EXERCISE REQUIREMENTS:
Make an exact copy of all the entries below, with the pictures left out.

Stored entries
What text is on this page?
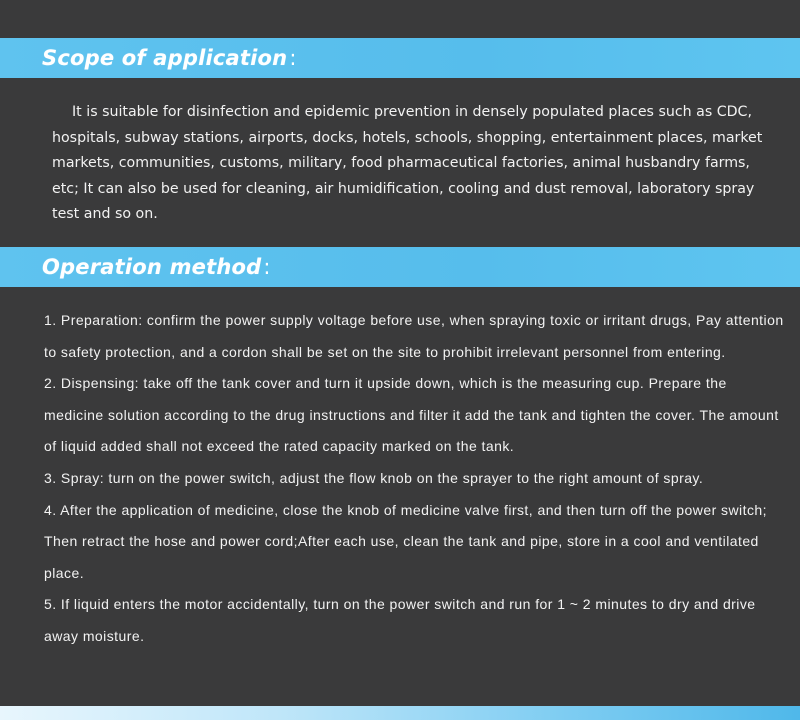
Scope of application :

It is suitable for disinfection and epidemic prevention in densely populated places such as CDC, hospitals, subway stations, airports, docks, hotels, schools, shopping, entertainment places, market markets, communities, customs, military, food pharmaceutical factories, animal husbandry farms, etc; It can also be used for cleaning, air humidification, cooling and dust removal, laboratory spray test and so on.

Operation method :
1. Preparation: confirm the power supply voltage before use, when spraying toxic or irritant drugs, Pay attention to safety protection, and a cordon shall be set on the site to prohibit irrelevant personnel from entering.
2. Dispensing: take off the tank cover and turn it upside down, which is the measuring cup. Prepare the medicine solution according to the drug instructions and filter it add the tank and tighten the cover. The amount of liquid added shall not exceed the rated capacity marked on the tank.
3. Spray: turn on the power switch, adjust the flow knob on the sprayer to the right amount of spray.
4. After the application of medicine, close the knob of medicine valve first, and then turn off the power switch; Then retract the hose and power cord;After each use, clean the tank and pipe, store in a cool and ventilated place.
5. If liquid enters the motor accidentally, turn on the power switch and run for 1 ~ 2 minutes to dry and drive away moisture.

OUTPUT OF THE EXERCISE:
What text is on this page?
Scope of application :

It is suitable for disinfection and epidemic prevention in densely populated places such as CDC, hospitals, subway stations, airports, docks, hotels, schools, shopping, entertainment places, market markets, communities, customs, military, food pharmaceutical factories, animal husbandry farms, etc; It can also be used for cleaning, air humidification, cooling and dust removal, laboratory spray test and so on.

Operation method :
1. Preparation: confirm the power supply voltage before use, when spraying toxic or irritant drugs, Pay attention to safety protection, and a cordon shall be set on the site to prohibit irrelevant personnel from entering.
2. Dispensing: take off the tank cover and turn it upside down, which is the measuring cup. Prepare the medicine solution according to the drug instructions and filter it add the tank and tighten the cover. The amount of liquid added shall not exceed the rated capacity marked on the tank.
3. Spray: turn on the power switch, adjust the flow knob on the sprayer to the right amount of spray.
4. After the application of medicine, close the knob of medicine valve first, and then turn off the power switch; Then retract the hose and power cord;After each use, clean the tank and pipe, store in a cool and ventilated place.
5. If liquid enters the motor accidentally, turn on the power switch and run for 1 ~ 2 minutes to dry and drive away moisture.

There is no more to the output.